§ **Exercise**
Below are records to be copied exactly; their pictures are to be omitted.

§ **Material for this exercise**
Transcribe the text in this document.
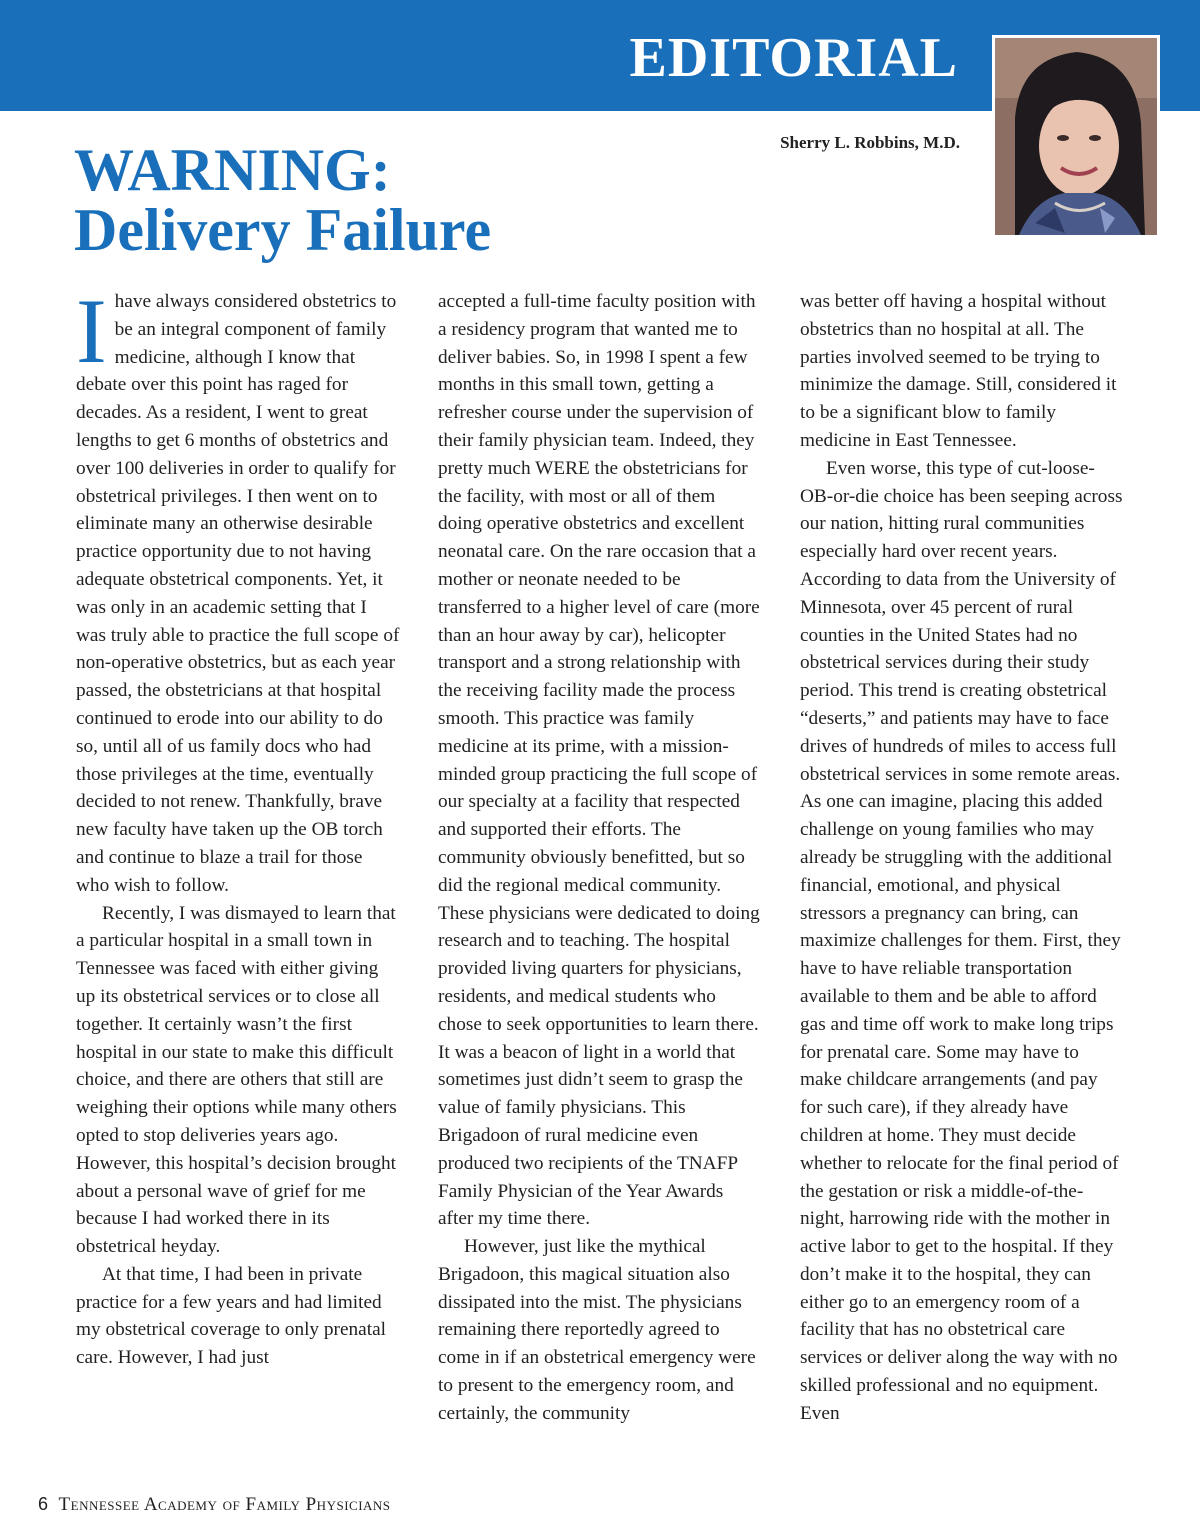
EDITORIAL
Sherry L. Robbins, M.D.
WARNING:
Delivery Failure

Ihave always considered obstetrics to be an integral component of family medicine, although I know that debate over this point has raged for decades. As a resident, I went to great lengths to get 6 months of obstetrics and over 100 deliveries in order to qualify for obstetrical privileges. I then went on to eliminate many an otherwise desirable practice opportunity due to not having adequate obstetrical components. Yet, it was only in an academic setting that I was truly able to practice the full scope of non-operative obstetrics, but as each year passed, the obstetricians at that hospital continued to erode into our ability to do so, until all of us family docs who had those privileges at the time, eventually decided to not renew. Thankfully, brave new faculty have taken up the OB torch and continue to blaze a trail for those who wish to follow.

Recently, I was dismayed to learn that a particular hospital in a small town in Tennessee was faced with either giving up its obstetrical services or to close all together. It certainly wasn’t the first hospital in our state to make this difficult choice, and there are others that still are weighing their options while many others opted to stop deliveries years ago. However, this hospital’s decision brought about a personal wave of grief for me because I had worked there in its obstetrical heyday.

At that time, I had been in private practice for a few years and had limited my obstetrical coverage to only prenatal care. However, I had just

accepted a full-time faculty position with a residency program that wanted me to deliver babies. So, in 1998 I spent a few months in this small town, getting a refresher course under the supervision of their family physician team. Indeed, they pretty much WERE the obstetricians for the facility, with most or all of them doing operative obstetrics and excellent neonatal care. On the rare occasion that a mother or neonate needed to be transferred to a higher level of care (more than an hour away by car), helicopter transport and a strong relationship with the receiving facility made the process smooth. This practice was family medicine at its prime, with a mission-minded group practicing the full scope of our specialty at a facility that respected and supported their efforts. The community obviously benefitted, but so did the regional medical community. These physicians were dedicated to doing research and to teaching. The hospital provided living quarters for physicians, residents, and medical students who chose to seek opportunities to learn there. It was a beacon of light in a world that sometimes just didn’t seem to grasp the value of family physicians. This Brigadoon of rural medicine even produced two recipients of the TNAFP Family Physician of the Year Awards after my time there.

However, just like the mythical Brigadoon, this magical situation also dissipated into the mist. The physicians remaining there reportedly agreed to come in if an obstetrical emergency were to present to the emergency room, and certainly, the community

was better off having a hospital without obstetrics than no hospital at all. The parties involved seemed to be trying to minimize the damage. Still, considered it to be a significant blow to family medicine in East Tennessee.

Even worse, this type of cut-loose-OB-or-die choice has been seeping across our nation, hitting rural communities especially hard over recent years. According to data from the University of Minnesota, over 45 percent of rural counties in the United States had no obstetrical services during their study period. This trend is creating obstetrical “deserts,” and patients may have to face drives of hundreds of miles to access full obstetrical services in some remote areas. As one can imagine, placing this added challenge on young families who may already be struggling with the additional financial, emotional, and physical stressors a pregnancy can bring, can maximize challenges for them. First, they have to have reliable transportation available to them and be able to afford gas and time off work to make long trips for prenatal care. Some may have to make childcare arrangements (and pay for such care), if they already have children at home. They must decide whether to relocate for the final period of the gestation or risk a middle-of-the-night, harrowing ride with the mother in active labor to get to the hospital. If they don’t make it to the hospital, they can either go to an emergency room of a facility that has no obstetrical care services or deliver along the way with no skilled professional and no equipment. Even

6 Tennessee Academy of Family Physicians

§ **Answer**
Transcribe the text in this document.
EDITORIAL
Sherry L. Robbins, M.D.
WARNING:
Delivery Failure

Ihave always considered obstetrics to be an integral component of family medicine, although I know that debate over this point has raged for decades. As a resident, I went to great lengths to get 6 months of obstetrics and over 100 deliveries in order to qualify for obstetrical privileges. I then went on to eliminate many an otherwise desirable practice opportunity due to not having adequate obstetrical components. Yet, it was only in an academic setting that I was truly able to practice the full scope of non-operative obstetrics, but as each year passed, the obstetricians at that hospital continued to erode into our ability to do so, until all of us family docs who had those privileges at the time, eventually decided to not renew. Thankfully, brave new faculty have taken up the OB torch and continue to blaze a trail for those who wish to follow.

Recently, I was dismayed to learn that a particular hospital in a small town in Tennessee was faced with either giving up its obstetrical services or to close all together. It certainly wasn’t the first hospital in our state to make this difficult choice, and there are others that still are weighing their options while many others opted to stop deliveries years ago. However, this hospital’s decision brought about a personal wave of grief for me because I had worked there in its obstetrical heyday.

At that time, I had been in private practice for a few years and had limited my obstetrical coverage to only prenatal care. However, I had just

accepted a full-time faculty position with a residency program that wanted me to deliver babies. So, in 1998 I spent a few months in this small town, getting a refresher course under the supervision of their family physician team. Indeed, they pretty much WERE the obstetricians for the facility, with most or all of them doing operative obstetrics and excellent neonatal care. On the rare occasion that a mother or neonate needed to be transferred to a higher level of care (more than an hour away by car), helicopter transport and a strong relationship with the receiving facility made the process smooth. This practice was family medicine at its prime, with a mission-minded group practicing the full scope of our specialty at a facility that respected and supported their efforts. The community obviously benefitted, but so did the regional medical community. These physicians were dedicated to doing research and to teaching. The hospital provided living quarters for physicians, residents, and medical students who chose to seek opportunities to learn there. It was a beacon of light in a world that sometimes just didn’t seem to grasp the value of family physicians. This Brigadoon of rural medicine even produced two recipients of the TNAFP Family Physician of the Year Awards after my time there.

However, just like the mythical Brigadoon, this magical situation also dissipated into the mist. The physicians remaining there reportedly agreed to come in if an obstetrical emergency were to present to the emergency room, and certainly, the community

was better off having a hospital without obstetrics than no hospital at all. The parties involved seemed to be trying to minimize the damage. Still, considered it to be a significant blow to family medicine in East Tennessee.

Even worse, this type of cut-loose-OB-or-die choice has been seeping across our nation, hitting rural communities especially hard over recent years. According to data from the University of Minnesota, over 45 percent of rural counties in the United States had no obstetrical services during their study period. This trend is creating obstetrical “deserts,” and patients may have to face drives of hundreds of miles to access full obstetrical services in some remote areas. As one can imagine, placing this added challenge on young families who may already be struggling with the additional financial, emotional, and physical stressors a pregnancy can bring, can maximize challenges for them. First, they have to have reliable transportation available to them and be able to afford gas and time off work to make long trips for prenatal care. Some may have to make childcare arrangements (and pay for such care), if they already have children at home. They must decide whether to relocate for the final period of the gestation or risk a middle-of-the-night, harrowing ride with the mother in active labor to get to the hospital. If they don’t make it to the hospital, they can either go to an emergency room of a facility that has no obstetrical care services or deliver along the way with no skilled professional and no equipment. Even

6 Tennessee Academy of Family Physicians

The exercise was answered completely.